+++ MATERIAL FOR THE TASK

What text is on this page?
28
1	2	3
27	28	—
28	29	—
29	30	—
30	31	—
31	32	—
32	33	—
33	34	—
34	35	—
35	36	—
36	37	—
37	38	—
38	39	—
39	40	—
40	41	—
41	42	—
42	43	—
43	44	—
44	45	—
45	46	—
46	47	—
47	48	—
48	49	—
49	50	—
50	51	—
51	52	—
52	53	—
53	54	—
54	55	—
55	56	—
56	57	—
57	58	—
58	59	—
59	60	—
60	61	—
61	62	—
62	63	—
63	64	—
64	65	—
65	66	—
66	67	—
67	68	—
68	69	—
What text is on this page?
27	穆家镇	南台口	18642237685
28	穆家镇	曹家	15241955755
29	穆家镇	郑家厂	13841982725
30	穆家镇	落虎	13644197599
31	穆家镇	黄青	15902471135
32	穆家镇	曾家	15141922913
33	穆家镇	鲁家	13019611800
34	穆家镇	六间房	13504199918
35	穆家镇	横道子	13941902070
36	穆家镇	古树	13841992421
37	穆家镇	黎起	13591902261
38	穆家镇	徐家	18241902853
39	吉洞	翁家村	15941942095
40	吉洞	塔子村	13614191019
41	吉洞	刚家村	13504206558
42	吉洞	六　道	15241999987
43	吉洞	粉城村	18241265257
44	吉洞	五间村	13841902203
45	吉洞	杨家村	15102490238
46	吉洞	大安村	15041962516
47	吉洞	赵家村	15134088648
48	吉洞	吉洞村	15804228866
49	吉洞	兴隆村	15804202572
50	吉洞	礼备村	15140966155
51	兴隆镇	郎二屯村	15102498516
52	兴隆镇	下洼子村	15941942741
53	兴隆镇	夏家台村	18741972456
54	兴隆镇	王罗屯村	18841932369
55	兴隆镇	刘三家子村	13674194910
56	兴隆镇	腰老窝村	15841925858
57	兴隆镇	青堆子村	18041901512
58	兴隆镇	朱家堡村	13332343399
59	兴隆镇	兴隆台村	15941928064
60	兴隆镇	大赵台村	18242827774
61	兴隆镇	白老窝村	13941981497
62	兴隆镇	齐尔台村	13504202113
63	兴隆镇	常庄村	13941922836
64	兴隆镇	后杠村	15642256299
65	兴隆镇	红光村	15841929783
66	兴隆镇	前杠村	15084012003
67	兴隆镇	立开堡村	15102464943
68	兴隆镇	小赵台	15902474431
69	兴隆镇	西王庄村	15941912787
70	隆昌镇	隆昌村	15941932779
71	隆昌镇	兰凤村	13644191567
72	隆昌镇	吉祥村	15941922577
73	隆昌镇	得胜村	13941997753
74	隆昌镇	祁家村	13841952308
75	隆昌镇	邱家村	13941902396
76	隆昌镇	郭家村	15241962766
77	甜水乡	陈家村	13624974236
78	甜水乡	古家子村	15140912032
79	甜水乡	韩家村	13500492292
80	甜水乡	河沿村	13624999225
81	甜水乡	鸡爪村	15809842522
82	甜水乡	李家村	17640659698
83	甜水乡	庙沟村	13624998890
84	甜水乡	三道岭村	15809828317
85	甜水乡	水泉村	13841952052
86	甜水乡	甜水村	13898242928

++++++

**EXERCISE PROMPT**
Write the data back out verbatim.

**SOLUTION FOR THIS TASK**
What text is on this page?
28
1	2	3
27	28	—
28	29	—
29	30	—
30	31	—
31	32	—
32	33	—
33	34	—
34	35	—
35	36	—
36	37	—
37	38	—
38	39	—
39	40	—
40	41	—
41	42	—
42	43	—
43	44	—
44	45	—
45	46	—
46	47	—
47	48	—
48	49	—
49	50	—
50	51	—
51	52	—
52	53	—
53	54	—
54	55	—
55	56	—
56	57	—
57	58	—
58	59	—
59	60	—
60	61	—
61	62	—
62	63	—
63	64	—
64	65	—
65	66	—
66	67	—
67	68	—
68	69	—
What text is on this page?
27	穆家镇	南台口	18642237685
28	穆家镇	曹家	15241955755
29	穆家镇	郑家厂	13841982725
30	穆家镇	落虎	13644197599
31	穆家镇	黄青	15902471135
32	穆家镇	曾家	15141922913
33	穆家镇	鲁家	13019611800
34	穆家镇	六间房	13504199918
35	穆家镇	横道子	13941902070
36	穆家镇	古树	13841992421
37	穆家镇	黎起	13591902261
38	穆家镇	徐家	18241902853
39	吉洞	翁家村	15941942095
40	吉洞	塔子村	13614191019
41	吉洞	刚家村	13504206558
42	吉洞	六　道	15241999987
43	吉洞	粉城村	18241265257
44	吉洞	五间村	13841902203
45	吉洞	杨家村	15102490238
46	吉洞	大安村	15041962516
47	吉洞	赵家村	15134088648
48	吉洞	吉洞村	15804228866
49	吉洞	兴隆村	15804202572
50	吉洞	礼备村	15140966155
51	兴隆镇	郎二屯村	15102498516
52	兴隆镇	下洼子村	15941942741
53	兴隆镇	夏家台村	18741972456
54	兴隆镇	王罗屯村	18841932369
55	兴隆镇	刘三家子村	13674194910
56	兴隆镇	腰老窝村	15841925858
57	兴隆镇	青堆子村	18041901512
58	兴隆镇	朱家堡村	13332343399
59	兴隆镇	兴隆台村	15941928064
60	兴隆镇	大赵台村	18242827774
61	兴隆镇	白老窝村	13941981497
62	兴隆镇	齐尔台村	13504202113
63	兴隆镇	常庄村	13941922836
64	兴隆镇	后杠村	15642256299
65	兴隆镇	红光村	15841929783
66	兴隆镇	前杠村	15084012003
67	兴隆镇	立开堡村	15102464943
68	兴隆镇	小赵台	15902474431
69	兴隆镇	西王庄村	15941912787
70	隆昌镇	隆昌村	15941932779
71	隆昌镇	兰凤村	13644191567
72	隆昌镇	吉祥村	15941922577
73	隆昌镇	得胜村	13941997753
74	隆昌镇	祁家村	13841952308
75	隆昌镇	邱家村	13941902396
76	隆昌镇	郭家村	15241962766
77	甜水乡	陈家村	13624974236
78	甜水乡	古家子村	15140912032
79	甜水乡	韩家村	13500492292
80	甜水乡	河沿村	13624999225
81	甜水乡	鸡爪村	15809842522
82	甜水乡	李家村	17640659698
83	甜水乡	庙沟村	13624998890
84	甜水乡	三道岭村	15809828317
85	甜水乡	水泉村	13841952052
86	甜水乡	甜水村	13898242928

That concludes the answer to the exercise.